→ **SET TASK**:
Skip the images and copy each record exactly as written.

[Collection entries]

---

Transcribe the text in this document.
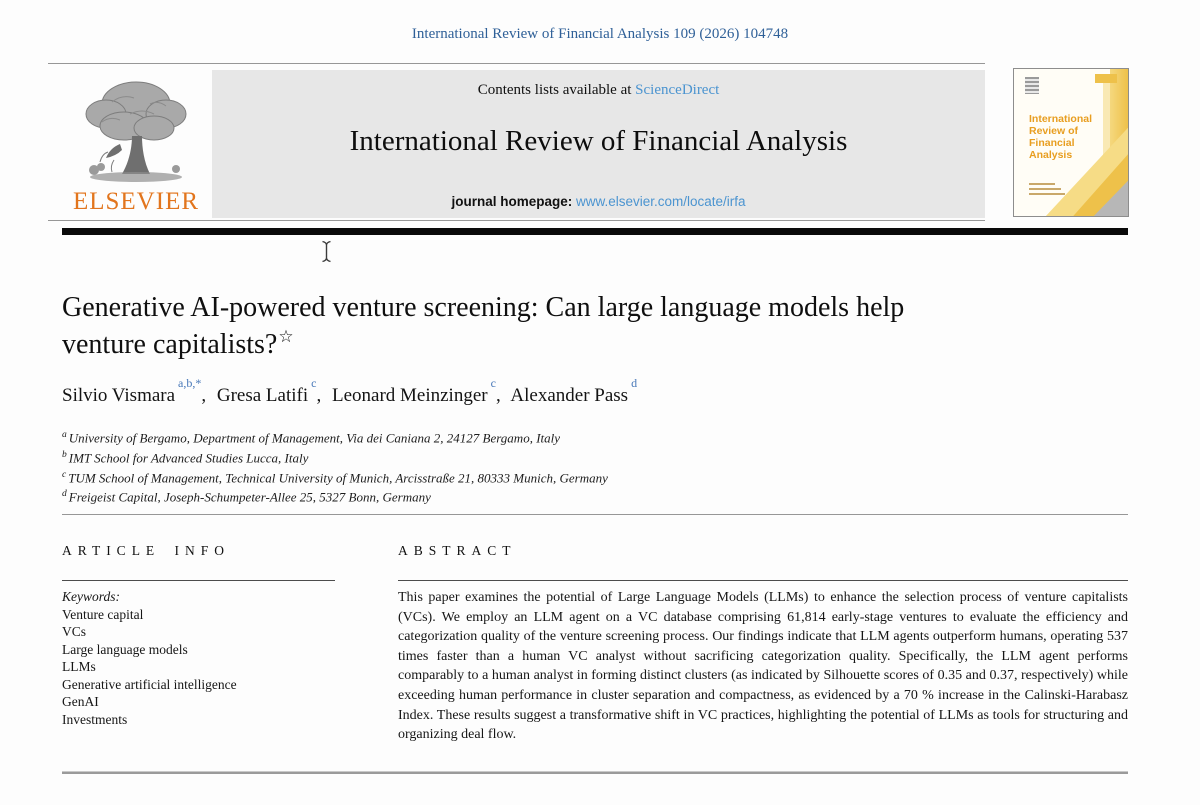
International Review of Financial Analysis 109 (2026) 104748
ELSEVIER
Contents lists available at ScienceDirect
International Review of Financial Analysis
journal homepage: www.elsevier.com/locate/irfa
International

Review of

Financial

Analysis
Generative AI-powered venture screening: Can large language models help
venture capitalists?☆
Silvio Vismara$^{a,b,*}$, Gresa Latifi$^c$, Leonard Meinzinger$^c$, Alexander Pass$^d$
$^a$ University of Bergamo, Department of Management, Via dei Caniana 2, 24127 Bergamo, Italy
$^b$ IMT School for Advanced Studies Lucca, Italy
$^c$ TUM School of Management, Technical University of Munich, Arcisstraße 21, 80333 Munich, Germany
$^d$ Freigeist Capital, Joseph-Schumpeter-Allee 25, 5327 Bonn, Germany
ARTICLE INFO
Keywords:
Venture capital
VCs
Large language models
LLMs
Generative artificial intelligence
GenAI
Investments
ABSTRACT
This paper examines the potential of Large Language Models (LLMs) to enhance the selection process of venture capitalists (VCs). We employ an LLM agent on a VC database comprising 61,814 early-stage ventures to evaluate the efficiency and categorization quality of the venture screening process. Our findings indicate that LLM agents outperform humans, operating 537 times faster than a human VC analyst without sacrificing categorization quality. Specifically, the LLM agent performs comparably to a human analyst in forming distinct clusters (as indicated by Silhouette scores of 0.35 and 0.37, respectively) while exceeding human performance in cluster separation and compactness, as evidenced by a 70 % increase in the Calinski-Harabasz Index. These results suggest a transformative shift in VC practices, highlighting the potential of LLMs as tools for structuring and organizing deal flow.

---

→ **EXPECTED ANSWER**:
Transcribe the text in this document.
International Review of Financial Analysis 109 (2026) 104748
ELSEVIER
Contents lists available at ScienceDirect
International Review of Financial Analysis
journal homepage: www.elsevier.com/locate/irfa
International

Review of

Financial

Analysis
Generative AI-powered venture screening: Can large language models help
venture capitalists?☆
Silvio Vismara$^{a,b,*}$, Gresa Latifi$^c$, Leonard Meinzinger$^c$, Alexander Pass$^d$
$^a$ University of Bergamo, Department of Management, Via dei Caniana 2, 24127 Bergamo, Italy
$^b$ IMT School for Advanced Studies Lucca, Italy
$^c$ TUM School of Management, Technical University of Munich, Arcisstraße 21, 80333 Munich, Germany
$^d$ Freigeist Capital, Joseph-Schumpeter-Allee 25, 5327 Bonn, Germany
ARTICLE INFO
Keywords:
Venture capital
VCs
Large language models
LLMs
Generative artificial intelligence
GenAI
Investments
ABSTRACT
This paper examines the potential of Large Language Models (LLMs) to enhance the selection process of venture capitalists (VCs). We employ an LLM agent on a VC database comprising 61,814 early-stage ventures to evaluate the efficiency and categorization quality of the venture screening process. Our findings indicate that LLM agents outperform humans, operating 537 times faster than a human VC analyst without sacrificing categorization quality. Specifically, the LLM agent performs comparably to a human analyst in forming distinct clusters (as indicated by Silhouette scores of 0.35 and 0.37, respectively) while exceeding human performance in cluster separation and compactness, as evidenced by a 70 % increase in the Calinski-Harabasz Index. These results suggest a transformative shift in VC practices, highlighting the potential of LLMs as tools for structuring and organizing deal flow.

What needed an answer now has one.